Task prompt:
Copy all the material that follows, keeping every character the same.

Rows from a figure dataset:

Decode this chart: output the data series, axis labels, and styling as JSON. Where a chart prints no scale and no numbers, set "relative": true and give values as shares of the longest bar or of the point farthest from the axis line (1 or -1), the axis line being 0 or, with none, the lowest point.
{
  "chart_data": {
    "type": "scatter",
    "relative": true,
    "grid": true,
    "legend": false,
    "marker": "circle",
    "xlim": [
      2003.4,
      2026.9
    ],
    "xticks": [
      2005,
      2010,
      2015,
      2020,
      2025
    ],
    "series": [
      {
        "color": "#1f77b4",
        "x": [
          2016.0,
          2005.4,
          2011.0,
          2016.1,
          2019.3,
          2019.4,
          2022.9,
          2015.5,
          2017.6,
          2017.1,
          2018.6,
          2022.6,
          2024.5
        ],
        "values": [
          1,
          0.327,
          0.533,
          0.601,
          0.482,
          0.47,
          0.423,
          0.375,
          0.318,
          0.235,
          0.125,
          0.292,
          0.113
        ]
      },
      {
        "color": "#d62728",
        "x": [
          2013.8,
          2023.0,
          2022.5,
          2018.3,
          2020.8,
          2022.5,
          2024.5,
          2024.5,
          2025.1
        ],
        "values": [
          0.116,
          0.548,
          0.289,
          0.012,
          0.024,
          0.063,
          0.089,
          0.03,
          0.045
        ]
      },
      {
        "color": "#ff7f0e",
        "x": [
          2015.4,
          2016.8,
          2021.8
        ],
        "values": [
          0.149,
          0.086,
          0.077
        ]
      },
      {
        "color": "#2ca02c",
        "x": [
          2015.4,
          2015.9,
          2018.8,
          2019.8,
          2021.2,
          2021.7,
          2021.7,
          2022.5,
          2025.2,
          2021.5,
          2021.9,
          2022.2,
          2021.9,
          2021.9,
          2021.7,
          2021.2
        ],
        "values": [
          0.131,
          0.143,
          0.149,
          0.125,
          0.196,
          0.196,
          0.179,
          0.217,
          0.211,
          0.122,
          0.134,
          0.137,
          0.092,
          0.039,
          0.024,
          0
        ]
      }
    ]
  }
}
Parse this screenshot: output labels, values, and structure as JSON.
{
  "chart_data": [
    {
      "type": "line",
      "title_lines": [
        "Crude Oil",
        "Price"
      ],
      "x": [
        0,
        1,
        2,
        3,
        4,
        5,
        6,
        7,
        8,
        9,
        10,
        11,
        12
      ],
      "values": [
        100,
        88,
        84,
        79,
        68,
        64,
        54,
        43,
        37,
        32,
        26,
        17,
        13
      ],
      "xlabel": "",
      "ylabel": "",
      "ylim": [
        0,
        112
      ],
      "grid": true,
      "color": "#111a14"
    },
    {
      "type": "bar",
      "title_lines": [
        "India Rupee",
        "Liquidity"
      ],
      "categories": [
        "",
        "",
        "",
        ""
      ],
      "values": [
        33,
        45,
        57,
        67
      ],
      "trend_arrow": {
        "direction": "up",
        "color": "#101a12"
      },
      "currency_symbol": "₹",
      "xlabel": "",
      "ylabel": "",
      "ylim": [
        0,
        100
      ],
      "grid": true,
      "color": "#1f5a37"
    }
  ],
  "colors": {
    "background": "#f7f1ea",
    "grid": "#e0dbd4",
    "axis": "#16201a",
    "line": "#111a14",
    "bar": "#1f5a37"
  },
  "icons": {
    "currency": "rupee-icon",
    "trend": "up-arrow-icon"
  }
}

Answer to the task:
Decode this chart: output the data series, axis labels, and styling as JSON. Where a chart prints no scale and no numbers, set "relative": true and give values as shares of the longest bar or of the point farthest from the axis line (1 or -1), the axis line being 0 or, with none, the lowest point.
{
  "chart_data": {
    "type": "scatter",
    "relative": true,
    "grid": true,
    "legend": false,
    "marker": "circle",
    "xlim": [
      2003.4,
      2026.9
    ],
    "xticks": [
      2005,
      2010,
      2015,
      2020,
      2025
    ],
    "series": [
      {
        "color": "#1f77b4",
        "x": [
          2016.0,
          2005.4,
          2011.0,
          2016.1,
          2019.3,
          2019.4,
          2022.9,
          2015.5,
          2017.6,
          2017.1,
          2018.6,
          2022.6,
          2024.5
        ],
        "values": [
          1,
          0.327,
          0.533,
          0.601,
          0.482,
          0.47,
          0.423,
          0.375,
          0.318,
          0.235,
          0.125,
          0.292,
          0.113
        ]
      },
      {
        "color": "#d62728",
        "x": [
          2013.8,
          2023.0,
          2022.5,
          2018.3,
          2020.8,
          2022.5,
          2024.5,
          2024.5,
          2025.1
        ],
        "values": [
          0.116,
          0.548,
          0.289,
          0.012,
          0.024,
          0.063,
          0.089,
          0.03,
          0.045
        ]
      },
      {
        "color": "#ff7f0e",
        "x": [
          2015.4,
          2016.8,
          2021.8
        ],
        "values": [
          0.149,
          0.086,
          0.077
        ]
      },
      {
        "color": "#2ca02c",
        "x": [
          2015.4,
          2015.9,
          2018.8,
          2019.8,
          2021.2,
          2021.7,
          2021.7,
          2022.5,
          2025.2,
          2021.5,
          2021.9,
          2022.2,
          2021.9,
          2021.9,
          2021.7,
          2021.2
        ],
        "values": [
          0.131,
          0.143,
          0.149,
          0.125,
          0.196,
          0.196,
          0.179,
          0.217,
          0.211,
          0.122,
          0.134,
          0.137,
          0.092,
          0.039,
          0.024,
          0
        ]
      }
    ]
  }
}
Parse this screenshot: output labels, values, and structure as JSON.
{
  "chart_data": [
    {
      "type": "line",
      "title_lines": [
        "Crude Oil",
        "Price"
      ],
      "x": [
        0,
        1,
        2,
        3,
        4,
        5,
        6,
        7,
        8,
        9,
        10,
        11,
        12
      ],
      "values": [
        100,
        88,
        84,
        79,
        68,
        64,
        54,
        43,
        37,
        32,
        26,
        17,
        13
      ],
      "xlabel": "",
      "ylabel": "",
      "ylim": [
        0,
        112
      ],
      "grid": true,
      "color": "#111a14"
    },
    {
      "type": "bar",
      "title_lines": [
        "India Rupee",
        "Liquidity"
      ],
      "categories": [
        "",
        "",
        "",
        ""
      ],
      "values": [
        33,
        45,
        57,
        67
      ],
      "trend_arrow": {
        "direction": "up",
        "color": "#101a12"
      },
      "currency_symbol": "₹",
      "xlabel": "",
      "ylabel": "",
      "ylim": [
        0,
        100
      ],
      "grid": true,
      "color": "#1f5a37"
    }
  ],
  "colors": {
    "background": "#f7f1ea",
    "grid": "#e0dbd4",
    "axis": "#16201a",
    "line": "#111a14",
    "bar": "#1f5a37"
  },
  "icons": {
    "currency": "rupee-icon",
    "trend": "up-arrow-icon"
  }
}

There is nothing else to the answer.